* Collected data
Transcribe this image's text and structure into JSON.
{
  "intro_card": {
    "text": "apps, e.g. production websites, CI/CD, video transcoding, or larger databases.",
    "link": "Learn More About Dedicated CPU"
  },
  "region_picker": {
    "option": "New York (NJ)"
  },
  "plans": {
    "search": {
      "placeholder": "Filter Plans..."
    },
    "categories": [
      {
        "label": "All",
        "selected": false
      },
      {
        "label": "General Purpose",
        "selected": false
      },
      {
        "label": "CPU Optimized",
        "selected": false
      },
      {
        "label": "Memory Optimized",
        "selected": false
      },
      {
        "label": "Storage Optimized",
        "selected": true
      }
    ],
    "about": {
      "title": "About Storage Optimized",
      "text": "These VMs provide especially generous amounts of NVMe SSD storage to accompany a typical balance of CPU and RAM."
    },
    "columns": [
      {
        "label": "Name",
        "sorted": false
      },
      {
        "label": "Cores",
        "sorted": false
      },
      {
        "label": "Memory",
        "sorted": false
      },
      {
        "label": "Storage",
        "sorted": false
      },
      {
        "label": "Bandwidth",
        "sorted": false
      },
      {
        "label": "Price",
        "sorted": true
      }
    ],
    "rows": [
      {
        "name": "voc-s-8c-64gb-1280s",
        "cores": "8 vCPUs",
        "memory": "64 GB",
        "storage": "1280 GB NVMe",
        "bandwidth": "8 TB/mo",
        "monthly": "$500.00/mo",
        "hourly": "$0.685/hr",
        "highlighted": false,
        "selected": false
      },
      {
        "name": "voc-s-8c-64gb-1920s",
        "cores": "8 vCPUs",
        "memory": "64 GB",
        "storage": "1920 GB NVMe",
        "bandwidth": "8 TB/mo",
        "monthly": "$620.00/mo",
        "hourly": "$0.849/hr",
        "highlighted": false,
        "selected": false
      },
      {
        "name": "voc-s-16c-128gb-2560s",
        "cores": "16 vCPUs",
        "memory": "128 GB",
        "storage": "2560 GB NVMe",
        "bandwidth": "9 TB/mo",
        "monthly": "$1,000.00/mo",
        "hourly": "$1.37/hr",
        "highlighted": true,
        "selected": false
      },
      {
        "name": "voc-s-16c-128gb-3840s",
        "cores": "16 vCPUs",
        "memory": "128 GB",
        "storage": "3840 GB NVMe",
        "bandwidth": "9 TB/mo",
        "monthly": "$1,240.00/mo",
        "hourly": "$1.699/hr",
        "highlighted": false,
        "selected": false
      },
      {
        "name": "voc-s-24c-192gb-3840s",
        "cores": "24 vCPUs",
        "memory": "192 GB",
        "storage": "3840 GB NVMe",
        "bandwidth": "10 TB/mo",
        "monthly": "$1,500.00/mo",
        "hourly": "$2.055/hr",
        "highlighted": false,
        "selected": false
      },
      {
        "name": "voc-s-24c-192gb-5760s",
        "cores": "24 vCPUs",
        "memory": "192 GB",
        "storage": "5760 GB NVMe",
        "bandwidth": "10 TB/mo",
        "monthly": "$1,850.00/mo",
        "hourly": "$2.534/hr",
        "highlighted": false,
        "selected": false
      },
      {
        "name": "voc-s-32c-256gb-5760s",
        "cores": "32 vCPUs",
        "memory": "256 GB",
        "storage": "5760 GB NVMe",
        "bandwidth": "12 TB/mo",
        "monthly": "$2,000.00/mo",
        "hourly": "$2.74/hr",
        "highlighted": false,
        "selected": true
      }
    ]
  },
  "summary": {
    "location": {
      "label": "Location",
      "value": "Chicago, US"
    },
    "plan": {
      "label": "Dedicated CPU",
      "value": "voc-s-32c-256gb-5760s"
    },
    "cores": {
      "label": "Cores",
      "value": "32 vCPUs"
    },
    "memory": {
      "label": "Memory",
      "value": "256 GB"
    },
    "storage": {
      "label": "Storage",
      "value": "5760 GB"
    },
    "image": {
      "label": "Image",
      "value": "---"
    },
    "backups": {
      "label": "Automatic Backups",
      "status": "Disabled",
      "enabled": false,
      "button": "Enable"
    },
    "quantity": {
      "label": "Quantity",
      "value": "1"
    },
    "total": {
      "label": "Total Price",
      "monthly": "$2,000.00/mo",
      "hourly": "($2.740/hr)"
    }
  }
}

* GIVEN TASK
Copy out every line of the data above, exactly as given.

* ANSWER TO THIS TASK
Transcribe this image's text and structure into JSON.
{
  "intro_card": {
    "text": "apps, e.g. production websites, CI/CD, video transcoding, or larger databases.",
    "link": "Learn More About Dedicated CPU"
  },
  "region_picker": {
    "option": "New York (NJ)"
  },
  "plans": {
    "search": {
      "placeholder": "Filter Plans..."
    },
    "categories": [
      {
        "label": "All",
        "selected": false
      },
      {
        "label": "General Purpose",
        "selected": false
      },
      {
        "label": "CPU Optimized",
        "selected": false
      },
      {
        "label": "Memory Optimized",
        "selected": false
      },
      {
        "label": "Storage Optimized",
        "selected": true
      }
    ],
    "about": {
      "title": "About Storage Optimized",
      "text": "These VMs provide especially generous amounts of NVMe SSD storage to accompany a typical balance of CPU and RAM."
    },
    "columns": [
      {
        "label": "Name",
        "sorted": false
      },
      {
        "label": "Cores",
        "sorted": false
      },
      {
        "label": "Memory",
        "sorted": false
      },
      {
        "label": "Storage",
        "sorted": false
      },
      {
        "label": "Bandwidth",
        "sorted": false
      },
      {
        "label": "Price",
        "sorted": true
      }
    ],
    "rows": [
      {
        "name": "voc-s-8c-64gb-1280s",
        "cores": "8 vCPUs",
        "memory": "64 GB",
        "storage": "1280 GB NVMe",
        "bandwidth": "8 TB/mo",
        "monthly": "$500.00/mo",
        "hourly": "$0.685/hr",
        "highlighted": false,
        "selected": false
      },
      {
        "name": "voc-s-8c-64gb-1920s",
        "cores": "8 vCPUs",
        "memory": "64 GB",
        "storage": "1920 GB NVMe",
        "bandwidth": "8 TB/mo",
        "monthly": "$620.00/mo",
        "hourly": "$0.849/hr",
        "highlighted": false,
        "selected": false
      },
      {
        "name": "voc-s-16c-128gb-2560s",
        "cores": "16 vCPUs",
        "memory": "128 GB",
        "storage": "2560 GB NVMe",
        "bandwidth": "9 TB/mo",
        "monthly": "$1,000.00/mo",
        "hourly": "$1.37/hr",
        "highlighted": true,
        "selected": false
      },
      {
        "name": "voc-s-16c-128gb-3840s",
        "cores": "16 vCPUs",
        "memory": "128 GB",
        "storage": "3840 GB NVMe",
        "bandwidth": "9 TB/mo",
        "monthly": "$1,240.00/mo",
        "hourly": "$1.699/hr",
        "highlighted": false,
        "selected": false
      },
      {
        "name": "voc-s-24c-192gb-3840s",
        "cores": "24 vCPUs",
        "memory": "192 GB",
        "storage": "3840 GB NVMe",
        "bandwidth": "10 TB/mo",
        "monthly": "$1,500.00/mo",
        "hourly": "$2.055/hr",
        "highlighted": false,
        "selected": false
      },
      {
        "name": "voc-s-24c-192gb-5760s",
        "cores": "24 vCPUs",
        "memory": "192 GB",
        "storage": "5760 GB NVMe",
        "bandwidth": "10 TB/mo",
        "monthly": "$1,850.00/mo",
        "hourly": "$2.534/hr",
        "highlighted": false,
        "selected": false
      },
      {
        "name": "voc-s-32c-256gb-5760s",
        "cores": "32 vCPUs",
        "memory": "256 GB",
        "storage": "5760 GB NVMe",
        "bandwidth": "12 TB/mo",
        "monthly": "$2,000.00/mo",
        "hourly": "$2.74/hr",
        "highlighted": false,
        "selected": true
      }
    ]
  },
  "summary": {
    "location": {
      "label": "Location",
      "value": "Chicago, US"
    },
    "plan": {
      "label": "Dedicated CPU",
      "value": "voc-s-32c-256gb-5760s"
    },
    "cores": {
      "label": "Cores",
      "value": "32 vCPUs"
    },
    "memory": {
      "label": "Memory",
      "value": "256 GB"
    },
    "storage": {
      "label": "Storage",
      "value": "5760 GB"
    },
    "image": {
      "label": "Image",
      "value": "---"
    },
    "backups": {
      "label": "Automatic Backups",
      "status": "Disabled",
      "enabled": false,
      "button": "Enable"
    },
    "quantity": {
      "label": "Quantity",
      "value": "1"
    },
    "total": {
      "label": "Total Price",
      "monthly": "$2,000.00/mo",
      "hourly": "($2.740/hr)"
    }
  }
}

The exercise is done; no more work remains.